* Exercise prompt
Filter this listing down to the lines that contain the word "soft", and copy them.

* Material provided
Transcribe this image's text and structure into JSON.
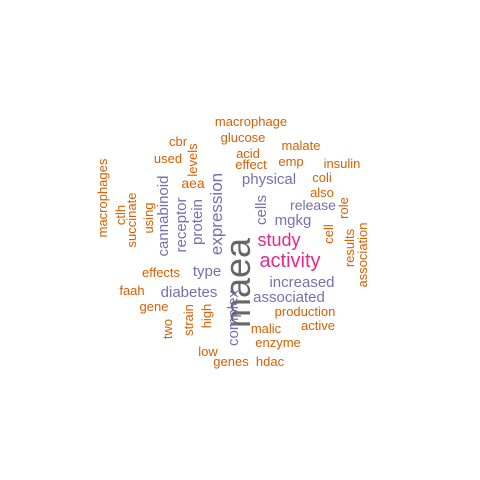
{
  "colors": {
    "background": "#ffffff",
    "tier_low": "#d95f02",
    "tier_mid": "#7570b3",
    "tier_high": "#e7298a",
    "tier_top": "#666666"
  },
  "words": [
    {
      "text": "maea",
      "color": "#666666"
    },
    {
      "text": "activity",
      "color": "#e7298a"
    },
    {
      "text": "study",
      "color": "#e7298a"
    },
    {
      "text": "expression",
      "color": "#7570b3"
    },
    {
      "text": "physical",
      "color": "#7570b3"
    },
    {
      "text": "mgkg",
      "color": "#7570b3"
    },
    {
      "text": "release",
      "color": "#7570b3"
    },
    {
      "text": "cells",
      "color": "#7570b3"
    },
    {
      "text": "protein",
      "color": "#7570b3"
    },
    {
      "text": "receptor",
      "color": "#7570b3"
    },
    {
      "text": "cannabinoid",
      "color": "#7570b3"
    },
    {
      "text": "type",
      "color": "#7570b3"
    },
    {
      "text": "increased",
      "color": "#7570b3"
    },
    {
      "text": "diabetes",
      "color": "#7570b3"
    },
    {
      "text": "associated",
      "color": "#7570b3"
    },
    {
      "text": "complex",
      "color": "#7570b3"
    },
    {
      "text": "aea",
      "color": "#d95f02"
    },
    {
      "text": "macrophage",
      "color": "#d95f02"
    },
    {
      "text": "glucose",
      "color": "#d95f02"
    },
    {
      "text": "cbr",
      "color": "#d95f02"
    },
    {
      "text": "acid",
      "color": "#d95f02"
    },
    {
      "text": "malate",
      "color": "#d95f02"
    },
    {
      "text": "used",
      "color": "#d95f02"
    },
    {
      "text": "levels",
      "color": "#d95f02"
    },
    {
      "text": "effect",
      "color": "#d95f02"
    },
    {
      "text": "emp",
      "color": "#d95f02"
    },
    {
      "text": "insulin",
      "color": "#d95f02"
    },
    {
      "text": "coli",
      "color": "#d95f02"
    },
    {
      "text": "also",
      "color": "#d95f02"
    },
    {
      "text": "macrophages",
      "color": "#d95f02"
    },
    {
      "text": "ctlh",
      "color": "#d95f02"
    },
    {
      "text": "succinate",
      "color": "#d95f02"
    },
    {
      "text": "using",
      "color": "#d95f02"
    },
    {
      "text": "role",
      "color": "#d95f02"
    },
    {
      "text": "cell",
      "color": "#d95f02"
    },
    {
      "text": "results",
      "color": "#d95f02"
    },
    {
      "text": "association",
      "color": "#d95f02"
    },
    {
      "text": "effects",
      "color": "#d95f02"
    },
    {
      "text": "faah",
      "color": "#d95f02"
    },
    {
      "text": "gene",
      "color": "#d95f02"
    },
    {
      "text": "strain",
      "color": "#d95f02"
    },
    {
      "text": "high",
      "color": "#d95f02"
    },
    {
      "text": "production",
      "color": "#d95f02"
    },
    {
      "text": "two",
      "color": "#d95f02"
    },
    {
      "text": "malic",
      "color": "#d95f02"
    },
    {
      "text": "active",
      "color": "#d95f02"
    },
    {
      "text": "enzyme",
      "color": "#d95f02"
    },
    {
      "text": "low",
      "color": "#d95f02"
    },
    {
      "text": "genes",
      "color": "#d95f02"
    },
    {
      "text": "hdac",
      "color": "#d95f02"
    }
  ]
}
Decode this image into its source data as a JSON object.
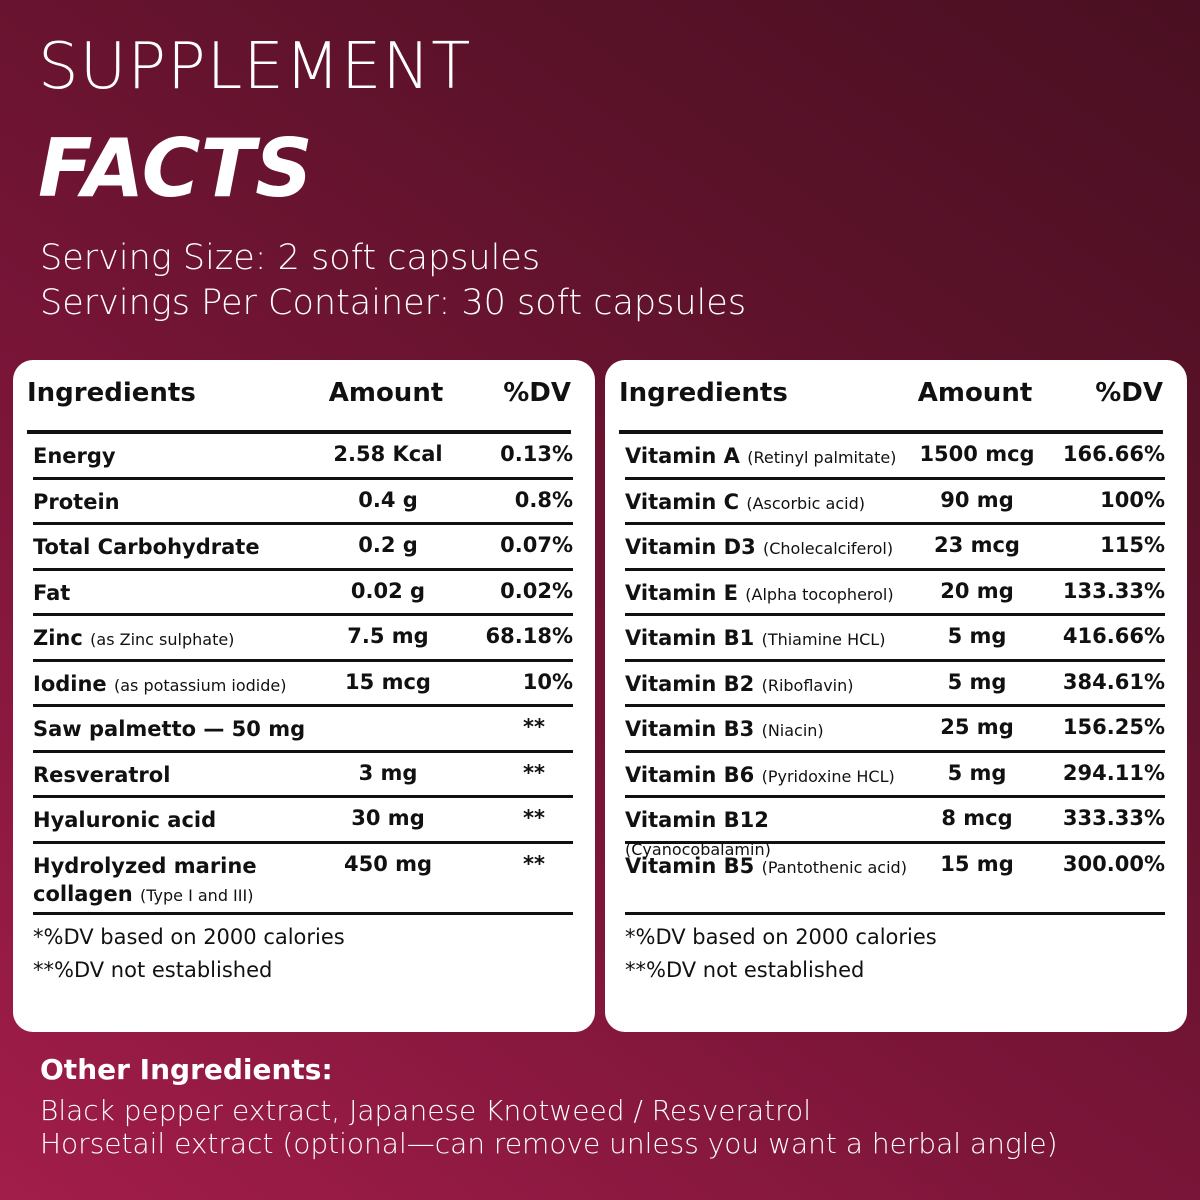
{
  "header": {
    "title_line1": "SUPPLEMENT",
    "title_line2": "FACTS",
    "serving_size": "Serving Size: 2 soft capsules",
    "servings_per_container": "Servings Per Container: 30 soft capsules"
  },
  "tables": [
    {
      "columns": [
        "Ingredients",
        "Amount",
        "%DV"
      ],
      "rows": [
        {
          "name": "Energy",
          "amount": "2.58 Kcal",
          "dv": "0.13%"
        },
        {
          "name": "Protein",
          "amount": "0.4 g",
          "dv": "0.8%"
        },
        {
          "name": "Total Carbohydrate",
          "amount": "0.2 g",
          "dv": "0.07%"
        },
        {
          "name": "Fat",
          "amount": "0.02 g",
          "dv": "0.02%"
        },
        {
          "name": "Zinc",
          "note": "(as Zinc sulphate)",
          "amount": "7.5 mg",
          "dv": "68.18%"
        },
        {
          "name": "Iodine",
          "note": "(as potassium iodide)",
          "amount": "15 mcg",
          "dv": "10%"
        },
        {
          "name": "Saw palmetto — 50 mg",
          "dv": "**"
        },
        {
          "name": "Resveratrol",
          "amount": "3 mg",
          "dv": "**"
        },
        {
          "name": "Hyaluronic acid",
          "amount": "30 mg",
          "dv": "**"
        },
        {
          "name": "Hydrolyzed marine collagen",
          "note": "(Type I and III)",
          "amount": "450 mg",
          "dv": "**"
        }
      ],
      "footnotes": [
        "*%DV based on 2000 calories",
        "**%DV not established"
      ]
    },
    {
      "columns": [
        "Ingredients",
        "Amount",
        "%DV"
      ],
      "rows": [
        {
          "name": "Vitamin A",
          "note": "(Retinyl palmitate)",
          "amount": "1500 mcg",
          "dv": "166.66%"
        },
        {
          "name": "Vitamin C",
          "note": "(Ascorbic acid)",
          "amount": "90 mg",
          "dv": "100%"
        },
        {
          "name": "Vitamin D3",
          "note": "(Cholecalciferol)",
          "amount": "23 mcg",
          "dv": "115%"
        },
        {
          "name": "Vitamin E",
          "note": "(Alpha tocopherol)",
          "amount": "20 mg",
          "dv": "133.33%"
        },
        {
          "name": "Vitamin B1",
          "note": "(Thiamine HCL)",
          "amount": "5 mg",
          "dv": "416.66%"
        },
        {
          "name": "Vitamin B2",
          "note": "(Riboflavin)",
          "amount": "5 mg",
          "dv": "384.61%"
        },
        {
          "name": "Vitamin B3",
          "note": "(Niacin)",
          "amount": "25 mg",
          "dv": "156.25%"
        },
        {
          "name": "Vitamin B6",
          "note": "(Pyridoxine HCL)",
          "amount": "5 mg",
          "dv": "294.11%"
        },
        {
          "name": "Vitamin B12",
          "note": "(Cyanocobalamin)",
          "amount": "8 mcg",
          "dv": "333.33%"
        },
        {
          "name": "Vitamin B5",
          "note": "(Pantothenic acid)",
          "amount": "15 mg",
          "dv": "300.00%"
        }
      ],
      "footnotes": [
        "*%DV based on 2000 calories",
        "**%DV not established"
      ]
    }
  ],
  "other_ingredients": {
    "heading": "Other Ingredients:",
    "lines": [
      "Black pepper extract, Japanese Knotweed / Resveratrol",
      "Horsetail extract (optional—can remove unless you want a herbal angle)"
    ]
  }
}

* Answer for this exercise
    "serving_size": "Serving Size: 2 soft capsules",
    "servings_per_container": "Servings Per Container: 30 soft capsules"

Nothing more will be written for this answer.